▶ _Provided entries_
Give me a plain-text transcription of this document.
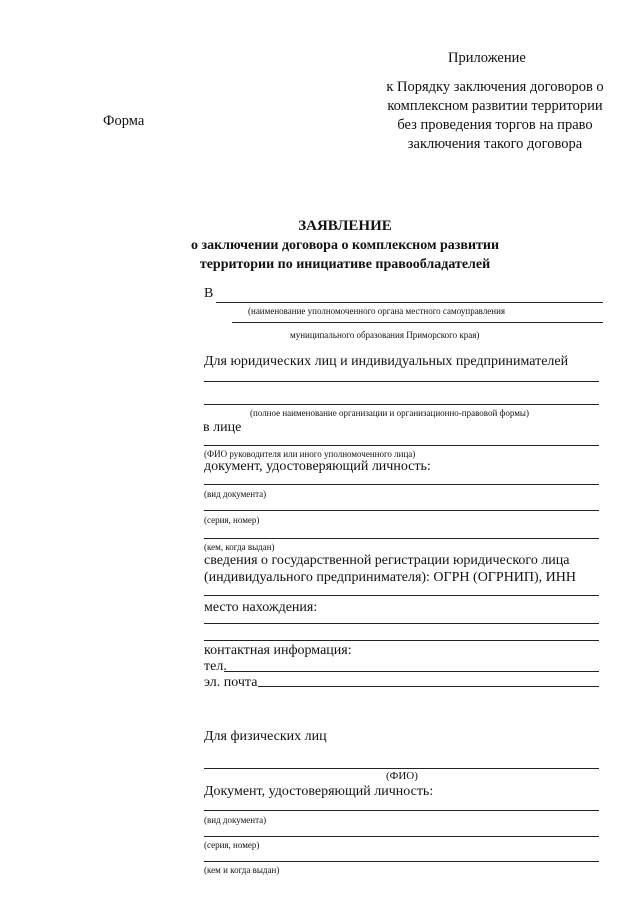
Приложение
к Порядку заключения договоров о
комплексном развитии территории
без проведения торгов на право
заключения такого договора
Форма
ЗАЯВЛЕНИЕ
о заключении договора о комплексном развитии
территории по инициативе правообладателей
В
(наименование уполномоченного органа местного самоуправления
муниципального образования Приморского края)
Для юридических лиц и индивидуальных предпринимателей
(полное наименование организации и организационно-правовой формы)
в лице
(ФИО руководителя или иного уполномоченного лица)
документ, удостоверяющий личность:
(вид документа)
(серия, номер)
(кем, когда выдан)
сведения о государственной регистрации юридического лица
(индивидуального предпринимателя): ОГРН (ОГРНИП), ИНН
место нахождения:
контактная информация:
тел.
эл. почта
Для физических лиц
(ФИО)
Документ, удостоверяющий личность:
(вид документа)
(серия, номер)
(кем и когда выдан)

▶ _Goal of the exercise_
Repeat the data in full and exactly. Omit pictures.

▶ _Written response_
Give me a plain-text transcription of this document.
Приложение
к Порядку заключения договоров о
комплексном развитии территории
без проведения торгов на право
заключения такого договора
Форма
ЗАЯВЛЕНИЕ
о заключении договора о комплексном развитии
территории по инициативе правообладателей
В
(наименование уполномоченного органа местного самоуправления
муниципального образования Приморского края)
Для юридических лиц и индивидуальных предпринимателей
(полное наименование организации и организационно-правовой формы)
в лице
(ФИО руководителя или иного уполномоченного лица)
документ, удостоверяющий личность:
(вид документа)
(серия, номер)
(кем, когда выдан)
сведения о государственной регистрации юридического лица
(индивидуального предпринимателя): ОГРН (ОГРНИП), ИНН
место нахождения:
контактная информация:
тел.
эл. почта
Для физических лиц
(ФИО)
Документ, удостоверяющий личность:
(вид документа)
(серия, номер)
(кем и когда выдан)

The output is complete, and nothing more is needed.